= Task prompt =
Skip the pictures and repeat each line of the data exactly.

= Recorded data =
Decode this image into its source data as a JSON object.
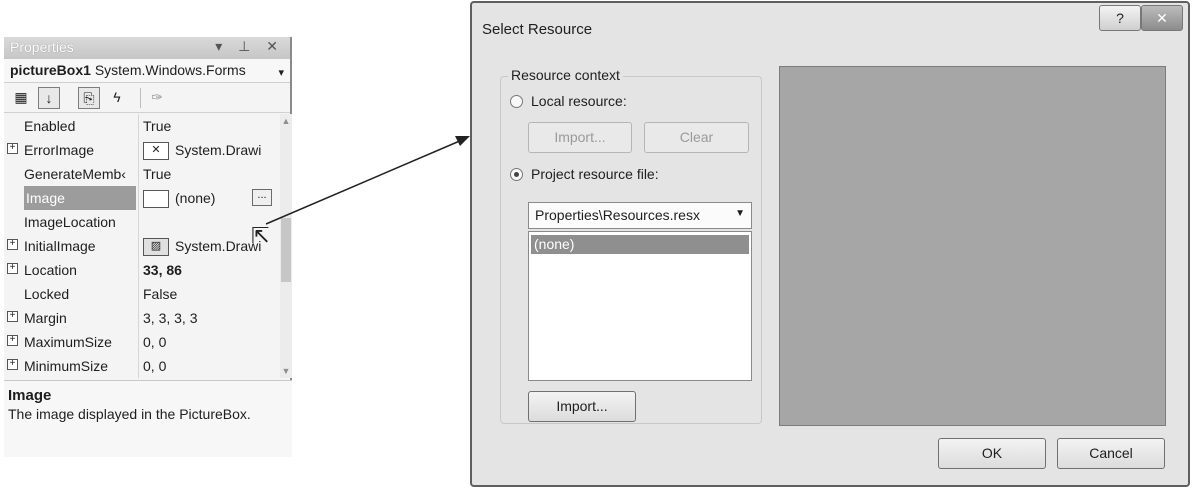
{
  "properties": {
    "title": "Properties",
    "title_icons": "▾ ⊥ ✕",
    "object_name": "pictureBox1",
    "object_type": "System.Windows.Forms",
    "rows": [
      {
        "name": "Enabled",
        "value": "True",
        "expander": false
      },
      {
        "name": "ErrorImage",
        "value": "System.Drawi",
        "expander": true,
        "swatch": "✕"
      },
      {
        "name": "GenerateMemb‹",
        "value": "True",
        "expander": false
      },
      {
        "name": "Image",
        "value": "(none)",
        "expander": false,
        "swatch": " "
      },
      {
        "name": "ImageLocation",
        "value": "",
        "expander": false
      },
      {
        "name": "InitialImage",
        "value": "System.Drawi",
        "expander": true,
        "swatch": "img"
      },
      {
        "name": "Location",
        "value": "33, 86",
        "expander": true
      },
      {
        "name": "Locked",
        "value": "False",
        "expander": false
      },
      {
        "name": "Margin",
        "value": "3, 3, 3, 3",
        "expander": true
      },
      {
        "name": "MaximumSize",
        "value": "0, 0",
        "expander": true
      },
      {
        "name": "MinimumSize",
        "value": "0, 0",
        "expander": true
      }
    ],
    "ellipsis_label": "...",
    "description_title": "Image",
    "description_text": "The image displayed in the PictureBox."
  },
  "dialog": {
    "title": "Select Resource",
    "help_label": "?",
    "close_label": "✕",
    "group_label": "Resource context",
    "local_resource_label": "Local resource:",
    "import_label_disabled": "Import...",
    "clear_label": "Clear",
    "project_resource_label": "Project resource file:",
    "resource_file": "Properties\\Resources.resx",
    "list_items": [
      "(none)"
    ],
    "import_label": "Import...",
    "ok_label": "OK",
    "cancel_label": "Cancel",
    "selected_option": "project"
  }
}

= Correct response =
Decode this image into its source data as a JSON object.
{
  "properties": {
    "title": "Properties",
    "title_icons": "▾ ⊥ ✕",
    "object_name": "pictureBox1",
    "object_type": "System.Windows.Forms",
    "rows": [
      {
        "name": "Enabled",
        "value": "True",
        "expander": false
      },
      {
        "name": "ErrorImage",
        "value": "System.Drawi",
        "expander": true,
        "swatch": "✕"
      },
      {
        "name": "GenerateMemb‹",
        "value": "True",
        "expander": false
      },
      {
        "name": "Image",
        "value": "(none)",
        "expander": false,
        "swatch": " "
      },
      {
        "name": "ImageLocation",
        "value": "",
        "expander": false
      },
      {
        "name": "InitialImage",
        "value": "System.Drawi",
        "expander": true,
        "swatch": "img"
      },
      {
        "name": "Location",
        "value": "33, 86",
        "expander": true
      },
      {
        "name": "Locked",
        "value": "False",
        "expander": false
      },
      {
        "name": "Margin",
        "value": "3, 3, 3, 3",
        "expander": true
      },
      {
        "name": "MaximumSize",
        "value": "0, 0",
        "expander": true
      },
      {
        "name": "MinimumSize",
        "value": "0, 0",
        "expander": true
      }
    ],
    "ellipsis_label": "...",
    "description_title": "Image",
    "description_text": "The image displayed in the PictureBox."
  },
  "dialog": {
    "title": "Select Resource",
    "help_label": "?",
    "close_label": "✕",
    "group_label": "Resource context",
    "local_resource_label": "Local resource:",
    "import_label_disabled": "Import...",
    "clear_label": "Clear",
    "project_resource_label": "Project resource file:",
    "resource_file": "Properties\\Resources.resx",
    "list_items": [
      "(none)"
    ],
    "import_label": "Import...",
    "ok_label": "OK",
    "cancel_label": "Cancel",
    "selected_option": "project"
  }
}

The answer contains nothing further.